▶ To do: Please condense the abstract's paragraph beginning "Alpha/beta interferons (IFNs-alpha/beta) are cytokines" into a bulleted list that keeps its main facts.

▶ Page extract:
Innate STAT1-dependent genomic response of neurons to the antiviral cytokine alpha interferon

Abstract

Alpha/beta interferons (IFNs-alpha/beta) are cytokines that play an essential role in the host defense against viral infection. Our previous studies have shown that the key IFN signaling molecule STAT1 is highly elevated and activated in central nervous system neurons during viral infection and in transgenic mice with astrocyte production of IFN-alpha (glial fibrillary acidic protein [GFAP]-IFN-alpha), suggesting that neurons are a very responsive target cell population for IFNs. To elucidate the genomic response of neurons to IFN-alpha, we undertook studies both in vitro and in vivo. Gene chip analysis was applied to RNA from IFN-alpha-treated or untreated primary cortical neuronal cultures derived from embryonic day 15 fetal wild-type or STAT1 knockout (KO) mice. The expression of 51 known and 5 unknown genes was increased significantly by more than twofold after exposure of wild-type but not STAT1 KO neurons to IFN-alpha. Some more highly expressed genes included IFN-induced 15-kDa protein, ubiquitin-specific protease 18, glucocorticoid attenuated response genes, IFN-induced GTPases, and the chemokine CXCL10. For several of these genes, the gene chip findings were confirmed by RNase protection assays. In addition, examination of the expression of some of these selected genes revealed that they were increased in neurons in the brain of either GFAP-IFN-alpha mice or mice infected with lymphocytic choriomeningitis virus. In conclusion, our study revealed a robust STAT1-dependent genomic response of neurons to IFN-alpha, highlighting an innate potential of these cells to defend against viral infection in the brain.

[Stored items]
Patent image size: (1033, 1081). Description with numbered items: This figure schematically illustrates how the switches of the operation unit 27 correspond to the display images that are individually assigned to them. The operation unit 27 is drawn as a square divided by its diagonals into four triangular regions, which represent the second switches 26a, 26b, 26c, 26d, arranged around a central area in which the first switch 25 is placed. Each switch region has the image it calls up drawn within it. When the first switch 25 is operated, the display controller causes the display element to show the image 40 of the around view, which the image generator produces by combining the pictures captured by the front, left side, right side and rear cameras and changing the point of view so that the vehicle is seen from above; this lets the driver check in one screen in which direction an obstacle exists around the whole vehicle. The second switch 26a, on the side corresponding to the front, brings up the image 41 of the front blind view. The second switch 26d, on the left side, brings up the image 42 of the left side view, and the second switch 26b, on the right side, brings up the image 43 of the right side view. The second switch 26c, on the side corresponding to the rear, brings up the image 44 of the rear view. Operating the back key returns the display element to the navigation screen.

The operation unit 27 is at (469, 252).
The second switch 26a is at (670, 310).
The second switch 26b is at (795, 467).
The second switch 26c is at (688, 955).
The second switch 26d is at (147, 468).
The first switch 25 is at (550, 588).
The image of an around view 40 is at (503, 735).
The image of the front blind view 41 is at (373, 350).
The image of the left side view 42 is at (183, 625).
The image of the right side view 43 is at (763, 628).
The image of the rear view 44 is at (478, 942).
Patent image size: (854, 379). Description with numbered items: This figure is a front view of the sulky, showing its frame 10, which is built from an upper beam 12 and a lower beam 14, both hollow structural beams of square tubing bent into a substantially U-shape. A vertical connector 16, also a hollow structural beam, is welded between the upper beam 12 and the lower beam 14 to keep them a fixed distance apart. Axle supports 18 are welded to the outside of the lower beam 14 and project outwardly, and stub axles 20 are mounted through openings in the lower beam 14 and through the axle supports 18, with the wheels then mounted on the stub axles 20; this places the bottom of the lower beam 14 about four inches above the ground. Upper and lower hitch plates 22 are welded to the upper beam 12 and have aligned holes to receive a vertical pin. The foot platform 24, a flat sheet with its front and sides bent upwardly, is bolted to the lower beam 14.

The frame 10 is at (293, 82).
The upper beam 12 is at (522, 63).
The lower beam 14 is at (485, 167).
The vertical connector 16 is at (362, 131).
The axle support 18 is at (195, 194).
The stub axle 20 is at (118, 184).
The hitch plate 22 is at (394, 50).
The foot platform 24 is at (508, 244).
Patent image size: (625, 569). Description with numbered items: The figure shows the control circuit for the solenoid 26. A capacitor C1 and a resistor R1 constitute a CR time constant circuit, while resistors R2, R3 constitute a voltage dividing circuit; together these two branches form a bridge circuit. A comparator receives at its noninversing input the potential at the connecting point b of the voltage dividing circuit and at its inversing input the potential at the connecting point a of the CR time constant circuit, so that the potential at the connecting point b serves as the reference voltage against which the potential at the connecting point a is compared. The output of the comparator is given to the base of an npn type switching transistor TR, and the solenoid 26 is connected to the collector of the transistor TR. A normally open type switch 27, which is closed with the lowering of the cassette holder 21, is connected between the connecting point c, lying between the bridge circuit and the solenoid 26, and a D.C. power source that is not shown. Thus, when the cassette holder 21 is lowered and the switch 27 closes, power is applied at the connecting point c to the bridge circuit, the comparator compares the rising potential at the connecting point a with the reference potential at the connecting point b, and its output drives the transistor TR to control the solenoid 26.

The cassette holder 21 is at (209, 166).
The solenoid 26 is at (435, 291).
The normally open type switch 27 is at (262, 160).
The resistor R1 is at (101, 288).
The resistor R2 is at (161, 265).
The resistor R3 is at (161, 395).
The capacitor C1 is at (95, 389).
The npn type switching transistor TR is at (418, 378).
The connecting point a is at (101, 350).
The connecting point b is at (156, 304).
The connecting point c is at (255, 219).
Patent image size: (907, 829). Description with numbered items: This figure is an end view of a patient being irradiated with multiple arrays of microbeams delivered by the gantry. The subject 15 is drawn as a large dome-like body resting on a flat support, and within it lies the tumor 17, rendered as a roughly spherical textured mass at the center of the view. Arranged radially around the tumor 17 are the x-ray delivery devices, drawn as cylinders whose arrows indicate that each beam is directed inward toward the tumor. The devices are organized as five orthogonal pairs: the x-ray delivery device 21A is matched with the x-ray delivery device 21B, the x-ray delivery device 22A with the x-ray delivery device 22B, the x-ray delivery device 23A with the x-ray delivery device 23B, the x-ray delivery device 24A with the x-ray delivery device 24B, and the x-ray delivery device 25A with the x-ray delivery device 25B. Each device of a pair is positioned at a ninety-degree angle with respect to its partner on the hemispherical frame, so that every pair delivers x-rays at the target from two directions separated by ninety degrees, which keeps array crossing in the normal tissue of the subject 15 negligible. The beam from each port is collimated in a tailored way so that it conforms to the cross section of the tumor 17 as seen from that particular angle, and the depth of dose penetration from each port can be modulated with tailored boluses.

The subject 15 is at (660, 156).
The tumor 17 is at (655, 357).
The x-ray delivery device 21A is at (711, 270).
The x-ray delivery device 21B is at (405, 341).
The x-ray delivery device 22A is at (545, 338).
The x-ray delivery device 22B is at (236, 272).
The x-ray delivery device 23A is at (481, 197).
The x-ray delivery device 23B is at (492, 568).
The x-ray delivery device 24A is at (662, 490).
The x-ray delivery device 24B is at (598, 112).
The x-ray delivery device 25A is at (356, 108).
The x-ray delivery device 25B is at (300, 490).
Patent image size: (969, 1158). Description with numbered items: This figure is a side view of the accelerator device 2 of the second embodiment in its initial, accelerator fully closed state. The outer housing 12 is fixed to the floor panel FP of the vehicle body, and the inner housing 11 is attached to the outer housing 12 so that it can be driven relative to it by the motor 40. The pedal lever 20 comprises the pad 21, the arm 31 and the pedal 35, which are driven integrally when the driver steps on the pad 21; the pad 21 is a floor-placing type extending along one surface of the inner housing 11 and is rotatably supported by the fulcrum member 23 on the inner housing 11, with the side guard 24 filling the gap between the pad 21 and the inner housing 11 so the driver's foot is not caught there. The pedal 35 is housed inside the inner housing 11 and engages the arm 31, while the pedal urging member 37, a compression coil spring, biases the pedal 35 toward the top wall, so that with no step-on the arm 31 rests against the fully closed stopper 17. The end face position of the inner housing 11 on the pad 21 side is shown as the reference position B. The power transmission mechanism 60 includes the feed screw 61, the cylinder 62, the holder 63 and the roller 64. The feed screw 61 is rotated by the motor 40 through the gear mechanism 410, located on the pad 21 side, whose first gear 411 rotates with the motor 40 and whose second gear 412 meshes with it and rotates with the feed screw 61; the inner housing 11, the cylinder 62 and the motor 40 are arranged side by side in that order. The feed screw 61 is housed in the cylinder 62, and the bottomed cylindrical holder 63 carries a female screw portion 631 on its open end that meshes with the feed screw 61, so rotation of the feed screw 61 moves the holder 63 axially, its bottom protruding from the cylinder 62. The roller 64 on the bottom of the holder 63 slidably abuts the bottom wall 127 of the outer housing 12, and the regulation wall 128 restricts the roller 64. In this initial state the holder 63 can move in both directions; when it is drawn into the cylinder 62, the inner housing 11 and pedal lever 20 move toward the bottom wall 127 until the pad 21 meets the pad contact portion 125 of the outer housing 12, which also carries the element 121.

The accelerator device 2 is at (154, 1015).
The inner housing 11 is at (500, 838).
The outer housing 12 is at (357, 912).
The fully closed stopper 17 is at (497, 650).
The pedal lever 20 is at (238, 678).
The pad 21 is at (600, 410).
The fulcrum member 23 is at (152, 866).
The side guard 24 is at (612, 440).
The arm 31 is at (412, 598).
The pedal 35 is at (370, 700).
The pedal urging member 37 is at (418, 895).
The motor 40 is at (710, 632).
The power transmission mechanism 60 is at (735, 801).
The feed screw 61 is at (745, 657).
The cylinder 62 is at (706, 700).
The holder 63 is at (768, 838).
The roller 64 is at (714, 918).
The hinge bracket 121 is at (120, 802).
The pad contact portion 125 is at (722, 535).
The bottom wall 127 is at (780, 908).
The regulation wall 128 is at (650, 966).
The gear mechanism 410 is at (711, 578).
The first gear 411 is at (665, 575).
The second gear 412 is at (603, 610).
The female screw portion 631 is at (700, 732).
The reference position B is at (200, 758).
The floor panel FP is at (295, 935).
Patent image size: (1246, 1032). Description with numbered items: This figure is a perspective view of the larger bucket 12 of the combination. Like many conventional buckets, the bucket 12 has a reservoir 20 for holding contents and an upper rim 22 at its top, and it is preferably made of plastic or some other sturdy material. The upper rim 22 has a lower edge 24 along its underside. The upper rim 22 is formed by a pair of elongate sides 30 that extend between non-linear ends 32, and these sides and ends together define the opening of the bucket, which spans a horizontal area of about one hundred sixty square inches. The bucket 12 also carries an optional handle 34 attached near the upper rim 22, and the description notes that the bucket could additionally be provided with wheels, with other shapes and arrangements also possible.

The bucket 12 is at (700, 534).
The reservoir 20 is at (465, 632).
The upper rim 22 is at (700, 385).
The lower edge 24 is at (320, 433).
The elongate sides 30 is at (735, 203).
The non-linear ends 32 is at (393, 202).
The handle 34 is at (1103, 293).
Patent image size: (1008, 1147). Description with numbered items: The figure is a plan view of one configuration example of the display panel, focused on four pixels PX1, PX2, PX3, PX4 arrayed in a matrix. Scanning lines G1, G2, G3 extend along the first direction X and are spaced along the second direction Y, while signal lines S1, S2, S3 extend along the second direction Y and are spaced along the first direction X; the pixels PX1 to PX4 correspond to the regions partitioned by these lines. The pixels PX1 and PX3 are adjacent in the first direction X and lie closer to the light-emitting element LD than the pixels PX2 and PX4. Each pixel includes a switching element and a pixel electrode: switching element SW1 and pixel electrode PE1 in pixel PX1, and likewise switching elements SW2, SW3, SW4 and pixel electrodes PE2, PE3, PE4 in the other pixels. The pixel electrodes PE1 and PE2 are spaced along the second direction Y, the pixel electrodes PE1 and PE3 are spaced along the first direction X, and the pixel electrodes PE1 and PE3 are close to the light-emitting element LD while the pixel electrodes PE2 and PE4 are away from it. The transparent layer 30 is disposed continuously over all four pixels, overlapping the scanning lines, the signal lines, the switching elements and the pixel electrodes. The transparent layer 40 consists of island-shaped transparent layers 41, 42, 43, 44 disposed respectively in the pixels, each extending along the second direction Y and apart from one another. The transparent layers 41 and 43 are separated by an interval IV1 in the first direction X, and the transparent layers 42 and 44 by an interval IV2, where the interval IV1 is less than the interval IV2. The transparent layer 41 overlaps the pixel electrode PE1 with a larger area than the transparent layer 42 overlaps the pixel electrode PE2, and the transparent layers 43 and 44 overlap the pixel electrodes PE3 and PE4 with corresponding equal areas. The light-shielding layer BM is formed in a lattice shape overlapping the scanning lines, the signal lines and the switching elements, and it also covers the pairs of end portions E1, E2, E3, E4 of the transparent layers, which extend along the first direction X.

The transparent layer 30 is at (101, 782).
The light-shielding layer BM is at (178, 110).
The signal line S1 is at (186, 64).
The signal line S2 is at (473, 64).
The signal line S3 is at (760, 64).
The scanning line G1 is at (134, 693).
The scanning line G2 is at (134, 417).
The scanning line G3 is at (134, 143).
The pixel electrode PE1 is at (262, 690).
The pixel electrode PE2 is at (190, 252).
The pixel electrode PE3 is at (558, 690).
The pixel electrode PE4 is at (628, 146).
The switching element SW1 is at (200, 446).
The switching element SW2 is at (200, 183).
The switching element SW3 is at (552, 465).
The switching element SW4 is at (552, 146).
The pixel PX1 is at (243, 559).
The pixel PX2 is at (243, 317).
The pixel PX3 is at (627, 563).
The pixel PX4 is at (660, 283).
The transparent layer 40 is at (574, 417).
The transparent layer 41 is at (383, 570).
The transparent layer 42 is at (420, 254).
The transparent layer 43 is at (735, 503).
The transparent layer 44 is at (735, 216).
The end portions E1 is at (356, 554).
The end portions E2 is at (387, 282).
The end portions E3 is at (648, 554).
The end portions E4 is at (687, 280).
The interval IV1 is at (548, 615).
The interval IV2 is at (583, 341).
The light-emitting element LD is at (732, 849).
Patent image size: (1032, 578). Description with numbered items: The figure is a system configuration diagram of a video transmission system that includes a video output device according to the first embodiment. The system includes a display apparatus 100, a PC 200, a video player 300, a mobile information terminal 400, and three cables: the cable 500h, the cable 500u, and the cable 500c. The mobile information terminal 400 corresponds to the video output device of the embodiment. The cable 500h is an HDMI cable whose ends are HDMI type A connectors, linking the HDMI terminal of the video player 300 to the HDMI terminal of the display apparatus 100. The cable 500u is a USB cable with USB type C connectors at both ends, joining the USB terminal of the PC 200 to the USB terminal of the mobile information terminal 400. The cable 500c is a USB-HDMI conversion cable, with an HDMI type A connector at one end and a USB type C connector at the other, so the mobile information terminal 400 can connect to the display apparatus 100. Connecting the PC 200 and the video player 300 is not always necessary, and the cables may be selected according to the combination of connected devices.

▶ Response to this task:
- IFNs-alpha/beta are cytokines essential to host defense against viral infection.
- Earlier work showed that the key IFN signaling molecule STAT1 is highly elevated and activated in central nervous system neurons during viral infection and in GFAP-IFN-alpha transgenic mice. This suggests that neurons respond strongly to IFNs.
- Primary cortical neuronal cultures from embryonic day 15 wild-type and STAT1 KO mice were treated with IFN-alpha or left untreated, and their RNA was analyzed by gene chip.
- IFN-alpha raised expression of 51 known and 5 unknown genes more than twofold in wild-type neurons but not in STAT1 KO neurons.
- Among the more highly expressed genes were IFN-induced 15-kDa protein, ubiquitin-specific protease 18, glucocorticoid attenuated response genes, IFN-induced GTPases, and the chemokine CXCL10.
- RNase protection assays confirmed the gene chip findings for several of these genes.
- Some selected genes were also increased in brain neurons of GFAP-IFN-alpha mice and of mice infected with lymphocytic choriomeningitis virus.
- Conclusion: neurons show a robust STAT1-dependent genomic response to IFN-alpha, pointing to an innate capacity to defend against viral infection in the brain.